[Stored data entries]
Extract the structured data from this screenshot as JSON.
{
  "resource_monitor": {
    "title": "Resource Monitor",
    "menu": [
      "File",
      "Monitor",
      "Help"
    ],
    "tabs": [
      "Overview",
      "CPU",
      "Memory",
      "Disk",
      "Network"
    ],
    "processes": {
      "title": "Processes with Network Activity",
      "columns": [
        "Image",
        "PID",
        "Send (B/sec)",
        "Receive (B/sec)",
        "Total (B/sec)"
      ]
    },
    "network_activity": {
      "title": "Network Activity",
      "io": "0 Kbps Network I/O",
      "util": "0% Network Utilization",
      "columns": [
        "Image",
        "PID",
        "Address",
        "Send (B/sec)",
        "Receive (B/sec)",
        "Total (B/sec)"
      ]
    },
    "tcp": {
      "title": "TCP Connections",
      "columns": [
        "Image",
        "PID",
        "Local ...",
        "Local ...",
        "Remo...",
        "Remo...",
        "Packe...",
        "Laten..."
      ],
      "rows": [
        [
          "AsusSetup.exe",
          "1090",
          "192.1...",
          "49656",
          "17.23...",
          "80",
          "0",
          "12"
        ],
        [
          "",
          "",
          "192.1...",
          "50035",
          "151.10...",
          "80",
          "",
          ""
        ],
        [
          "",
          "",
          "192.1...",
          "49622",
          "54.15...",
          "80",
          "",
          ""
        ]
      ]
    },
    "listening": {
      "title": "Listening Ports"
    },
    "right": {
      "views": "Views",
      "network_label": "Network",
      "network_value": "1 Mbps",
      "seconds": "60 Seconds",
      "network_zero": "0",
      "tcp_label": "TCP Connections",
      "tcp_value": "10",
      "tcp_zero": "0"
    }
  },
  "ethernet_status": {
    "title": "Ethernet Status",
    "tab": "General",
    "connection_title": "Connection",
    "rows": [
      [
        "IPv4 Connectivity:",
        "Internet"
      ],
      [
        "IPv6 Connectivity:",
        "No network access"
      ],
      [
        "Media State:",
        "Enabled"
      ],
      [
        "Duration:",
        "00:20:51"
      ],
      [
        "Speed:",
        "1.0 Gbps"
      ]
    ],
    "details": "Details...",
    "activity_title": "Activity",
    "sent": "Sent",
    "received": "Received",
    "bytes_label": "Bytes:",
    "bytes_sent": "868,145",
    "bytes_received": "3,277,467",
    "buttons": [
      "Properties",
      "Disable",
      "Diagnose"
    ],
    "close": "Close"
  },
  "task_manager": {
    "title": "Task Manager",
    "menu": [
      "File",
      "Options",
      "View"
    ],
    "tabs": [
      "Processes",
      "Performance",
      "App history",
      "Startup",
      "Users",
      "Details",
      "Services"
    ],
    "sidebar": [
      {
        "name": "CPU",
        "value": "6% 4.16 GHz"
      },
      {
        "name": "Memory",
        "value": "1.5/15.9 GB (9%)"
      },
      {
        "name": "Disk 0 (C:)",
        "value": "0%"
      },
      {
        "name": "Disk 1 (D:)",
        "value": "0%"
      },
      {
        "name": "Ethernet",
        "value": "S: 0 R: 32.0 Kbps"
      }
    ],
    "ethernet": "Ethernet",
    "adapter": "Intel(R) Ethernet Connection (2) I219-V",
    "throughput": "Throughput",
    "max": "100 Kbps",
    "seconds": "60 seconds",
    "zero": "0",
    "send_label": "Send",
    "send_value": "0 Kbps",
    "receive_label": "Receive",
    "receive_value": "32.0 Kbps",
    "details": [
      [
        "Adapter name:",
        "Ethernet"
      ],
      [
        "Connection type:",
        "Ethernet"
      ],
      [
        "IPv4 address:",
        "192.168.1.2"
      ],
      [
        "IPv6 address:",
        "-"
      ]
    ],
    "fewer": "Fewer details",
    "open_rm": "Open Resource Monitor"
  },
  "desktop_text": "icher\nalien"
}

— Your task —
Exactly reproduce every record.

— Exercise output —
Extract the structured data from this screenshot as JSON.
{
  "resource_monitor": {
    "title": "Resource Monitor",
    "menu": [
      "File",
      "Monitor",
      "Help"
    ],
    "tabs": [
      "Overview",
      "CPU",
      "Memory",
      "Disk",
      "Network"
    ],
    "processes": {
      "title": "Processes with Network Activity",
      "columns": [
        "Image",
        "PID",
        "Send (B/sec)",
        "Receive (B/sec)",
        "Total (B/sec)"
      ]
    },
    "network_activity": {
      "title": "Network Activity",
      "io": "0 Kbps Network I/O",
      "util": "0% Network Utilization",
      "columns": [
        "Image",
        "PID",
        "Address",
        "Send (B/sec)",
        "Receive (B/sec)",
        "Total (B/sec)"
      ]
    },
    "tcp": {
      "title": "TCP Connections",
      "columns": [
        "Image",
        "PID",
        "Local ...",
        "Local ...",
        "Remo...",
        "Remo...",
        "Packe...",
        "Laten..."
      ],
      "rows": [
        [
          "AsusSetup.exe",
          "1090",
          "192.1...",
          "49656",
          "17.23...",
          "80",
          "0",
          "12"
        ],
        [
          "",
          "",
          "192.1...",
          "50035",
          "151.10...",
          "80",
          "",
          ""
        ],
        [
          "",
          "",
          "192.1...",
          "49622",
          "54.15...",
          "80",
          "",
          ""
        ]
      ]
    },
    "listening": {
      "title": "Listening Ports"
    },
    "right": {
      "views": "Views",
      "network_label": "Network",
      "network_value": "1 Mbps",
      "seconds": "60 Seconds",
      "network_zero": "0",
      "tcp_label": "TCP Connections",
      "tcp_value": "10",
      "tcp_zero": "0"
    }
  },
  "ethernet_status": {
    "title": "Ethernet Status",
    "tab": "General",
    "connection_title": "Connection",
    "rows": [
      [
        "IPv4 Connectivity:",
        "Internet"
      ],
      [
        "IPv6 Connectivity:",
        "No network access"
      ],
      [
        "Media State:",
        "Enabled"
      ],
      [
        "Duration:",
        "00:20:51"
      ],
      [
        "Speed:",
        "1.0 Gbps"
      ]
    ],
    "details": "Details...",
    "activity_title": "Activity",
    "sent": "Sent",
    "received": "Received",
    "bytes_label": "Bytes:",
    "bytes_sent": "868,145",
    "bytes_received": "3,277,467",
    "buttons": [
      "Properties",
      "Disable",
      "Diagnose"
    ],
    "close": "Close"
  },
  "task_manager": {
    "title": "Task Manager",
    "menu": [
      "File",
      "Options",
      "View"
    ],
    "tabs": [
      "Processes",
      "Performance",
      "App history",
      "Startup",
      "Users",
      "Details",
      "Services"
    ],
    "sidebar": [
      {
        "name": "CPU",
        "value": "6% 4.16 GHz"
      },
      {
        "name": "Memory",
        "value": "1.5/15.9 GB (9%)"
      },
      {
        "name": "Disk 0 (C:)",
        "value": "0%"
      },
      {
        "name": "Disk 1 (D:)",
        "value": "0%"
      },
      {
        "name": "Ethernet",
        "value": "S: 0 R: 32.0 Kbps"
      }
    ],
    "ethernet": "Ethernet",
    "adapter": "Intel(R) Ethernet Connection (2) I219-V",
    "throughput": "Throughput",
    "max": "100 Kbps",
    "seconds": "60 seconds",
    "zero": "0",
    "send_label": "Send",
    "send_value": "0 Kbps",
    "receive_label": "Receive",
    "receive_value": "32.0 Kbps",
    "details": [
      [
        "Adapter name:",
        "Ethernet"
      ],
      [
        "Connection type:",
        "Ethernet"
      ],
      [
        "IPv4 address:",
        "192.168.1.2"
      ],
      [
        "IPv6 address:",
        "-"
      ]
    ],
    "fewer": "Fewer details",
    "open_rm": "Open Resource Monitor"
  },
  "desktop_text": "icher\nalien"
}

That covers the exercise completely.